Given data =>
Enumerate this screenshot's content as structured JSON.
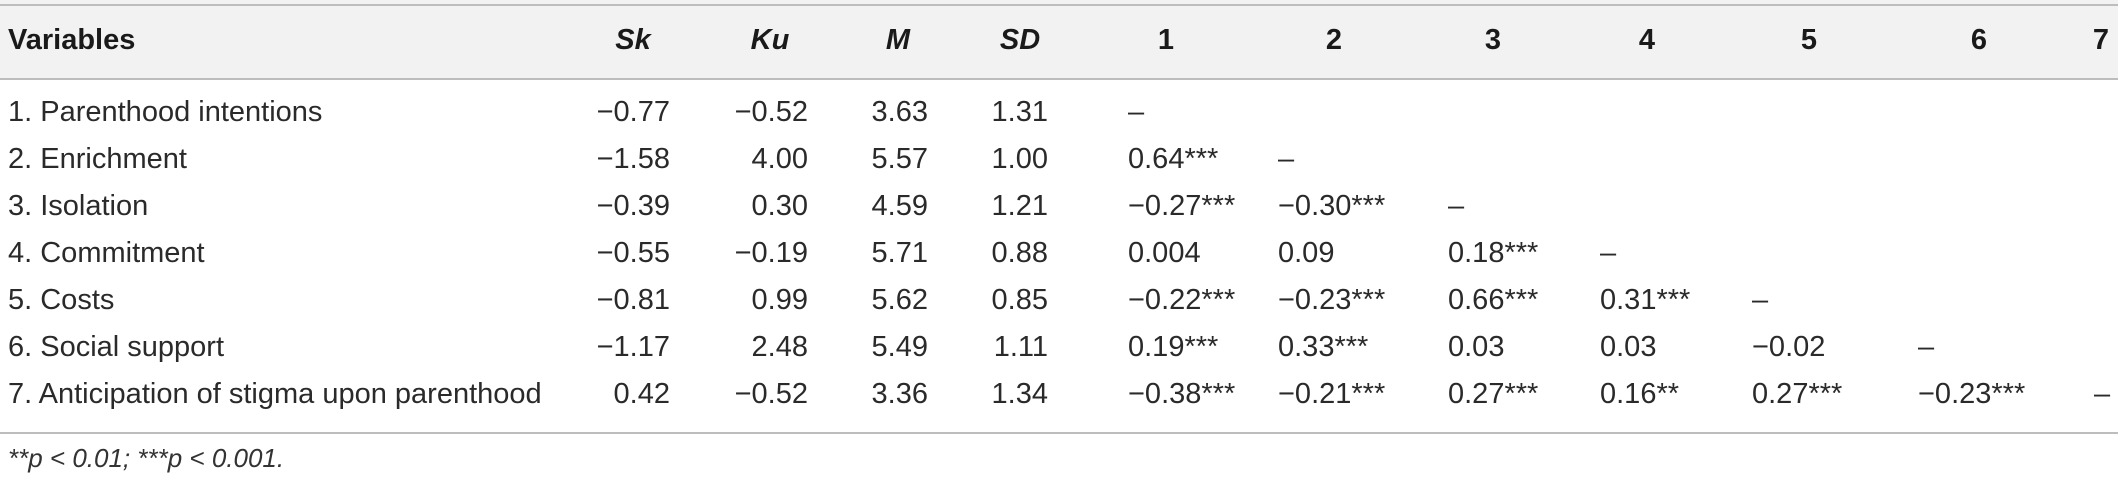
{
  "table": {
    "headers": [
      "Variables",
      "Sk",
      "Ku",
      "M",
      "SD",
      "1",
      "2",
      "3",
      "4",
      "5",
      "6",
      "7"
    ],
    "rows": [
      {
        "variable": "1. Parenthood intentions",
        "sk": "−0.77",
        "ku": "−0.52",
        "m": "3.63",
        "sd": "1.31",
        "c1": "–",
        "c2": "",
        "c3": "",
        "c4": "",
        "c5": "",
        "c6": "",
        "c7": ""
      },
      {
        "variable": "2. Enrichment",
        "sk": "−1.58",
        "ku": "4.00",
        "m": "5.57",
        "sd": "1.00",
        "c1": "0.64***",
        "c2": "–",
        "c3": "",
        "c4": "",
        "c5": "",
        "c6": "",
        "c7": ""
      },
      {
        "variable": "3. Isolation",
        "sk": "−0.39",
        "ku": "0.30",
        "m": "4.59",
        "sd": "1.21",
        "c1": "−0.27***",
        "c2": "−0.30***",
        "c3": "–",
        "c4": "",
        "c5": "",
        "c6": "",
        "c7": ""
      },
      {
        "variable": "4. Commitment",
        "sk": "−0.55",
        "ku": "−0.19",
        "m": "5.71",
        "sd": "0.88",
        "c1": "0.004",
        "c2": "0.09",
        "c3": "0.18***",
        "c4": "–",
        "c5": "",
        "c6": "",
        "c7": ""
      },
      {
        "variable": "5. Costs",
        "sk": "−0.81",
        "ku": "0.99",
        "m": "5.62",
        "sd": "0.85",
        "c1": "−0.22***",
        "c2": "−0.23***",
        "c3": "0.66***",
        "c4": "0.31***",
        "c5": "–",
        "c6": "",
        "c7": ""
      },
      {
        "variable": "6. Social support",
        "sk": "−1.17",
        "ku": "2.48",
        "m": "5.49",
        "sd": "1.11",
        "c1": "0.19***",
        "c2": "0.33***",
        "c3": "0.03",
        "c4": "0.03",
        "c5": "−0.02",
        "c6": "–",
        "c7": ""
      },
      {
        "variable": "7. Anticipation of stigma upon parenthood",
        "sk": "0.42",
        "ku": "−0.52",
        "m": "3.36",
        "sd": "1.34",
        "c1": "−0.38***",
        "c2": "−0.21***",
        "c3": "0.27***",
        "c4": "0.16**",
        "c5": "0.27***",
        "c6": "−0.23***",
        "c7": "–"
      }
    ]
  },
  "footnote": "**p < 0.01; ***p < 0.001."
}
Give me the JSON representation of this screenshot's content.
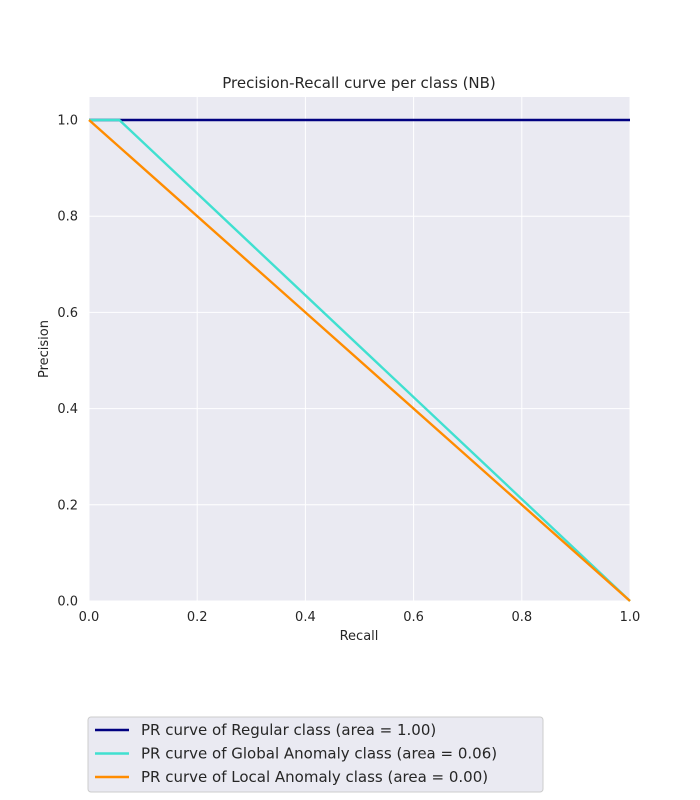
{
  "chart_data": {
    "type": "line",
    "title": "Precision-Recall curve per class (NB)",
    "xlabel": "Recall",
    "ylabel": "Precision",
    "xlim": [
      0.0,
      1.0
    ],
    "ylim": [
      0.0,
      1.05
    ],
    "x_ticks": [
      "0.0",
      "0.2",
      "0.4",
      "0.6",
      "0.8",
      "1.0"
    ],
    "y_ticks": [
      "0.0",
      "0.2",
      "0.4",
      "0.6",
      "0.8",
      "1.0"
    ],
    "grid": true,
    "legend_position": "below plot, left",
    "series": [
      {
        "name": "PR curve of Regular class (area = 1.00)",
        "color": "#000080",
        "x": [
          0.0,
          1.0
        ],
        "y": [
          1.0,
          1.0
        ]
      },
      {
        "name": "PR curve of Global Anomaly class (area = 0.06)",
        "color": "#40e0d0",
        "x": [
          0.0,
          0.056,
          1.0
        ],
        "y": [
          1.0,
          1.0,
          0.0
        ]
      },
      {
        "name": "PR curve of Local Anomaly class (area = 0.00)",
        "color": "#ff8c00",
        "x": [
          0.0,
          1.0
        ],
        "y": [
          1.0,
          0.0
        ]
      }
    ]
  }
}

Description of the task => Count how many lines of the data include the word "content". Your reply should be that number alone.

Answer for this exercise => 2